─── SUPPLIED INFORMATION

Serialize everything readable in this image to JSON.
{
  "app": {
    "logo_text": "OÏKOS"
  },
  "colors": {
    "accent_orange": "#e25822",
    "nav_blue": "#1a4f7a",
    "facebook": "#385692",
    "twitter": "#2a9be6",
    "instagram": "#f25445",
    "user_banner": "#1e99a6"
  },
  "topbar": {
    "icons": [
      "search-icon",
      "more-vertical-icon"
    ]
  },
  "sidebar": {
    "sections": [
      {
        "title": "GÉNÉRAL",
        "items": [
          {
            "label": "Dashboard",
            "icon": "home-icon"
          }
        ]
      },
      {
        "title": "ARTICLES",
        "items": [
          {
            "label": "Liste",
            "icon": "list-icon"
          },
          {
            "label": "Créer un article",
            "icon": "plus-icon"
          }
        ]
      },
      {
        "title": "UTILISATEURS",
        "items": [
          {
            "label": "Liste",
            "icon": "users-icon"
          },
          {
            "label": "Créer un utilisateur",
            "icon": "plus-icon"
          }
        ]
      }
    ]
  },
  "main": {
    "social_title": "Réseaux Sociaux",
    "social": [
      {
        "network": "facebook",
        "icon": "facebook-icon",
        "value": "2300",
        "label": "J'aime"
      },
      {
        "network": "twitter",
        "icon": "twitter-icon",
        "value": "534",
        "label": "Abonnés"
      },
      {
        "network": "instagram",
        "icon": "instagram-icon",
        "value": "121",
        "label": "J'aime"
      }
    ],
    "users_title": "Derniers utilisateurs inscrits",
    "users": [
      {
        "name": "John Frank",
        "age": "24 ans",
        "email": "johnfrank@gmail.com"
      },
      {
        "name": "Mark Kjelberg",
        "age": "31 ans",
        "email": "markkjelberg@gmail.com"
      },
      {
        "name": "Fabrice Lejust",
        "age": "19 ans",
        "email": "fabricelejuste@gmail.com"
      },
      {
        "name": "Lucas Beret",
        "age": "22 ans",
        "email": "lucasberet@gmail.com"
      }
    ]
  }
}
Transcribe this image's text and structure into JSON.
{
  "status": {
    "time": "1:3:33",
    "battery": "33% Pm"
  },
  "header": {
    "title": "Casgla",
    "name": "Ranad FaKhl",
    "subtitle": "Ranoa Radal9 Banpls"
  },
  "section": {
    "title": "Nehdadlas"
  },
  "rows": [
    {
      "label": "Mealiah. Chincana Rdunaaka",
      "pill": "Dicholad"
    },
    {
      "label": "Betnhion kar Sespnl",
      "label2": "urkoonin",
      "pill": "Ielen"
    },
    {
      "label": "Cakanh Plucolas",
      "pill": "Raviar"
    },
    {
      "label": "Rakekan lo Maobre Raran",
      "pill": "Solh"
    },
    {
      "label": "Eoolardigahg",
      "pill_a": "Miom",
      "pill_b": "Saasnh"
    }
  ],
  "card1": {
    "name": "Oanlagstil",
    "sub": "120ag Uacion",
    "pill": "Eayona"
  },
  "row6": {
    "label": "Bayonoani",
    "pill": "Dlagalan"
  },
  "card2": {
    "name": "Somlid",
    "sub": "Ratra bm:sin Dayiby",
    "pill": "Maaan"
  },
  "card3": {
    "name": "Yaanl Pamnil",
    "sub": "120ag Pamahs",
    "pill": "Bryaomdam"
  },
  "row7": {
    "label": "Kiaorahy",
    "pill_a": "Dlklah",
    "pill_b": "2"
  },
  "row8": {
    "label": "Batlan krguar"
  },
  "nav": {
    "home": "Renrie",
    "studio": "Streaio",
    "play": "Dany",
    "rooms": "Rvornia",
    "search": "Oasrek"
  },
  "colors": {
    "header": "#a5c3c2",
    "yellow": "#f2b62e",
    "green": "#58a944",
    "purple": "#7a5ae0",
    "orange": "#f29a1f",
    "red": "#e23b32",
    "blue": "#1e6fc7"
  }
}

──────

**STATED GOAL:** Reproduce every line of the material above exactly.

**COMPLETE OUTPUT:**
Serialize everything readable in this image to JSON.
{
  "app": {
    "logo_text": "OÏKOS"
  },
  "colors": {
    "accent_orange": "#e25822",
    "nav_blue": "#1a4f7a",
    "facebook": "#385692",
    "twitter": "#2a9be6",
    "instagram": "#f25445",
    "user_banner": "#1e99a6"
  },
  "topbar": {
    "icons": [
      "search-icon",
      "more-vertical-icon"
    ]
  },
  "sidebar": {
    "sections": [
      {
        "title": "GÉNÉRAL",
        "items": [
          {
            "label": "Dashboard",
            "icon": "home-icon"
          }
        ]
      },
      {
        "title": "ARTICLES",
        "items": [
          {
            "label": "Liste",
            "icon": "list-icon"
          },
          {
            "label": "Créer un article",
            "icon": "plus-icon"
          }
        ]
      },
      {
        "title": "UTILISATEURS",
        "items": [
          {
            "label": "Liste",
            "icon": "users-icon"
          },
          {
            "label": "Créer un utilisateur",
            "icon": "plus-icon"
          }
        ]
      }
    ]
  },
  "main": {
    "social_title": "Réseaux Sociaux",
    "social": [
      {
        "network": "facebook",
        "icon": "facebook-icon",
        "value": "2300",
        "label": "J'aime"
      },
      {
        "network": "twitter",
        "icon": "twitter-icon",
        "value": "534",
        "label": "Abonnés"
      },
      {
        "network": "instagram",
        "icon": "instagram-icon",
        "value": "121",
        "label": "J'aime"
      }
    ],
    "users_title": "Derniers utilisateurs inscrits",
    "users": [
      {
        "name": "John Frank",
        "age": "24 ans",
        "email": "johnfrank@gmail.com"
      },
      {
        "name": "Mark Kjelberg",
        "age": "31 ans",
        "email": "markkjelberg@gmail.com"
      },
      {
        "name": "Fabrice Lejust",
        "age": "19 ans",
        "email": "fabricelejuste@gmail.com"
      },
      {
        "name": "Lucas Beret",
        "age": "22 ans",
        "email": "lucasberet@gmail.com"
      }
    ]
  }
}
Transcribe this image's text and structure into JSON.
{
  "status": {
    "time": "1:3:33",
    "battery": "33% Pm"
  },
  "header": {
    "title": "Casgla",
    "name": "Ranad FaKhl",
    "subtitle": "Ranoa Radal9 Banpls"
  },
  "section": {
    "title": "Nehdadlas"
  },
  "rows": [
    {
      "label": "Mealiah. Chincana Rdunaaka",
      "pill": "Dicholad"
    },
    {
      "label": "Betnhion kar Sespnl",
      "label2": "urkoonin",
      "pill": "Ielen"
    },
    {
      "label": "Cakanh Plucolas",
      "pill": "Raviar"
    },
    {
      "label": "Rakekan lo Maobre Raran",
      "pill": "Solh"
    },
    {
      "label": "Eoolardigahg",
      "pill_a": "Miom",
      "pill_b": "Saasnh"
    }
  ],
  "card1": {
    "name": "Oanlagstil",
    "sub": "120ag Uacion",
    "pill": "Eayona"
  },
  "row6": {
    "label": "Bayonoani",
    "pill": "Dlagalan"
  },
  "card2": {
    "name": "Somlid",
    "sub": "Ratra bm:sin Dayiby",
    "pill": "Maaan"
  },
  "card3": {
    "name": "Yaanl Pamnil",
    "sub": "120ag Pamahs",
    "pill": "Bryaomdam"
  },
  "row7": {
    "label": "Kiaorahy",
    "pill_a": "Dlklah",
    "pill_b": "2"
  },
  "row8": {
    "label": "Batlan krguar"
  },
  "nav": {
    "home": "Renrie",
    "studio": "Streaio",
    "play": "Dany",
    "rooms": "Rvornia",
    "search": "Oasrek"
  },
  "colors": {
    "header": "#a5c3c2",
    "yellow": "#f2b62e",
    "green": "#58a944",
    "purple": "#7a5ae0",
    "orange": "#f29a1f",
    "red": "#e23b32",
    "blue": "#1e6fc7"
  }
}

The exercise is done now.